▸ Input rows
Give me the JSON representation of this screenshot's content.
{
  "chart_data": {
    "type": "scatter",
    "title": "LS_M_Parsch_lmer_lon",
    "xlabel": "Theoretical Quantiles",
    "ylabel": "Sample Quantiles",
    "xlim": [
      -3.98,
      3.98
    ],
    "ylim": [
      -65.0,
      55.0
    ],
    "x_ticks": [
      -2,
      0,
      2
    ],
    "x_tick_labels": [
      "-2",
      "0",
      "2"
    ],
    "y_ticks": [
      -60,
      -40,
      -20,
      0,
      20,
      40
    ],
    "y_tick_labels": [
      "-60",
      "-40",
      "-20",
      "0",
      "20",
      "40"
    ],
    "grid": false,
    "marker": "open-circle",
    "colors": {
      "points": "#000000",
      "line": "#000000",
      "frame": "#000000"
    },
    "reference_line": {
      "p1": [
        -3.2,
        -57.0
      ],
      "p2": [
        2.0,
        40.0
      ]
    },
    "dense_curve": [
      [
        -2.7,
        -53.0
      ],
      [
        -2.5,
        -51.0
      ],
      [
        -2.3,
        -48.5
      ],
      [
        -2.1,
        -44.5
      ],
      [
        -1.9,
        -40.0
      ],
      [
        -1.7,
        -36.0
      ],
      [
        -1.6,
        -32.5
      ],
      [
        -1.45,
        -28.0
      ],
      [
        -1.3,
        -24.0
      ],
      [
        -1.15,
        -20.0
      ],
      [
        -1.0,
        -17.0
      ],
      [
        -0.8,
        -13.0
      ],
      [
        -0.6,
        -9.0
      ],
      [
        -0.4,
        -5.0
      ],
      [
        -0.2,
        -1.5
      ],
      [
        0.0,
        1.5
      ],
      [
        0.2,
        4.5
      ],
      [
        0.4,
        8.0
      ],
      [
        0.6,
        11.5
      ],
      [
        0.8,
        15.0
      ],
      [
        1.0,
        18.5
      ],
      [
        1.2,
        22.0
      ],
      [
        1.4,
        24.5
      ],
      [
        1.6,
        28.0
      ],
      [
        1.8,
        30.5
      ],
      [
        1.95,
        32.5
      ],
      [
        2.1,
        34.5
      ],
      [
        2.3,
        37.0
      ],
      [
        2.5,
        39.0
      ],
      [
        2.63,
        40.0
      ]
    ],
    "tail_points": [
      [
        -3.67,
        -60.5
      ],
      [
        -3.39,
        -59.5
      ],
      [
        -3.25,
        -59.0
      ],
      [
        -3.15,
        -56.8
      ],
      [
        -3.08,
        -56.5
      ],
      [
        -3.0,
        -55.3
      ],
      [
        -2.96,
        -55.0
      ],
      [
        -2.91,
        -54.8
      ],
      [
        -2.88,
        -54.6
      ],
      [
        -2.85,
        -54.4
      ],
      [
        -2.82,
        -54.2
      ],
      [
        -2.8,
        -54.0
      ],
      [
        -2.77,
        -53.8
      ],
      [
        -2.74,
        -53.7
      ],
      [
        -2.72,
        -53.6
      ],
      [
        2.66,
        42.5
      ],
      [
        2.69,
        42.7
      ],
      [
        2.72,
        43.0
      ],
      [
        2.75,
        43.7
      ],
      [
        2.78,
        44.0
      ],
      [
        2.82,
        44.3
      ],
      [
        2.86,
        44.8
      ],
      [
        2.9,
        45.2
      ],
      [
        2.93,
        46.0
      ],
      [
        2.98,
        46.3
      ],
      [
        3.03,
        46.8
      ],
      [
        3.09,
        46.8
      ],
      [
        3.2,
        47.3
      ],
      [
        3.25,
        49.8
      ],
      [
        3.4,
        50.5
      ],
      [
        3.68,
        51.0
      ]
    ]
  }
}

▸ Exercise directions
Transcribe every entry word for word.

▸ Expected answer
Give me the JSON representation of this screenshot's content.
{
  "chart_data": {
    "type": "scatter",
    "title": "LS_M_Parsch_lmer_lon",
    "xlabel": "Theoretical Quantiles",
    "ylabel": "Sample Quantiles",
    "xlim": [
      -3.98,
      3.98
    ],
    "ylim": [
      -65.0,
      55.0
    ],
    "x_ticks": [
      -2,
      0,
      2
    ],
    "x_tick_labels": [
      "-2",
      "0",
      "2"
    ],
    "y_ticks": [
      -60,
      -40,
      -20,
      0,
      20,
      40
    ],
    "y_tick_labels": [
      "-60",
      "-40",
      "-20",
      "0",
      "20",
      "40"
    ],
    "grid": false,
    "marker": "open-circle",
    "colors": {
      "points": "#000000",
      "line": "#000000",
      "frame": "#000000"
    },
    "reference_line": {
      "p1": [
        -3.2,
        -57.0
      ],
      "p2": [
        2.0,
        40.0
      ]
    },
    "dense_curve": [
      [
        -2.7,
        -53.0
      ],
      [
        -2.5,
        -51.0
      ],
      [
        -2.3,
        -48.5
      ],
      [
        -2.1,
        -44.5
      ],
      [
        -1.9,
        -40.0
      ],
      [
        -1.7,
        -36.0
      ],
      [
        -1.6,
        -32.5
      ],
      [
        -1.45,
        -28.0
      ],
      [
        -1.3,
        -24.0
      ],
      [
        -1.15,
        -20.0
      ],
      [
        -1.0,
        -17.0
      ],
      [
        -0.8,
        -13.0
      ],
      [
        -0.6,
        -9.0
      ],
      [
        -0.4,
        -5.0
      ],
      [
        -0.2,
        -1.5
      ],
      [
        0.0,
        1.5
      ],
      [
        0.2,
        4.5
      ],
      [
        0.4,
        8.0
      ],
      [
        0.6,
        11.5
      ],
      [
        0.8,
        15.0
      ],
      [
        1.0,
        18.5
      ],
      [
        1.2,
        22.0
      ],
      [
        1.4,
        24.5
      ],
      [
        1.6,
        28.0
      ],
      [
        1.8,
        30.5
      ],
      [
        1.95,
        32.5
      ],
      [
        2.1,
        34.5
      ],
      [
        2.3,
        37.0
      ],
      [
        2.5,
        39.0
      ],
      [
        2.63,
        40.0
      ]
    ],
    "tail_points": [
      [
        -3.67,
        -60.5
      ],
      [
        -3.39,
        -59.5
      ],
      [
        -3.25,
        -59.0
      ],
      [
        -3.15,
        -56.8
      ],
      [
        -3.08,
        -56.5
      ],
      [
        -3.0,
        -55.3
      ],
      [
        -2.96,
        -55.0
      ],
      [
        -2.91,
        -54.8
      ],
      [
        -2.88,
        -54.6
      ],
      [
        -2.85,
        -54.4
      ],
      [
        -2.82,
        -54.2
      ],
      [
        -2.8,
        -54.0
      ],
      [
        -2.77,
        -53.8
      ],
      [
        -2.74,
        -53.7
      ],
      [
        -2.72,
        -53.6
      ],
      [
        2.66,
        42.5
      ],
      [
        2.69,
        42.7
      ],
      [
        2.72,
        43.0
      ],
      [
        2.75,
        43.7
      ],
      [
        2.78,
        44.0
      ],
      [
        2.82,
        44.3
      ],
      [
        2.86,
        44.8
      ],
      [
        2.9,
        45.2
      ],
      [
        2.93,
        46.0
      ],
      [
        2.98,
        46.3
      ],
      [
        3.03,
        46.8
      ],
      [
        3.09,
        46.8
      ],
      [
        3.2,
        47.3
      ],
      [
        3.25,
        49.8
      ],
      [
        3.4,
        50.5
      ],
      [
        3.68,
        51.0
      ]
    ]
  }
}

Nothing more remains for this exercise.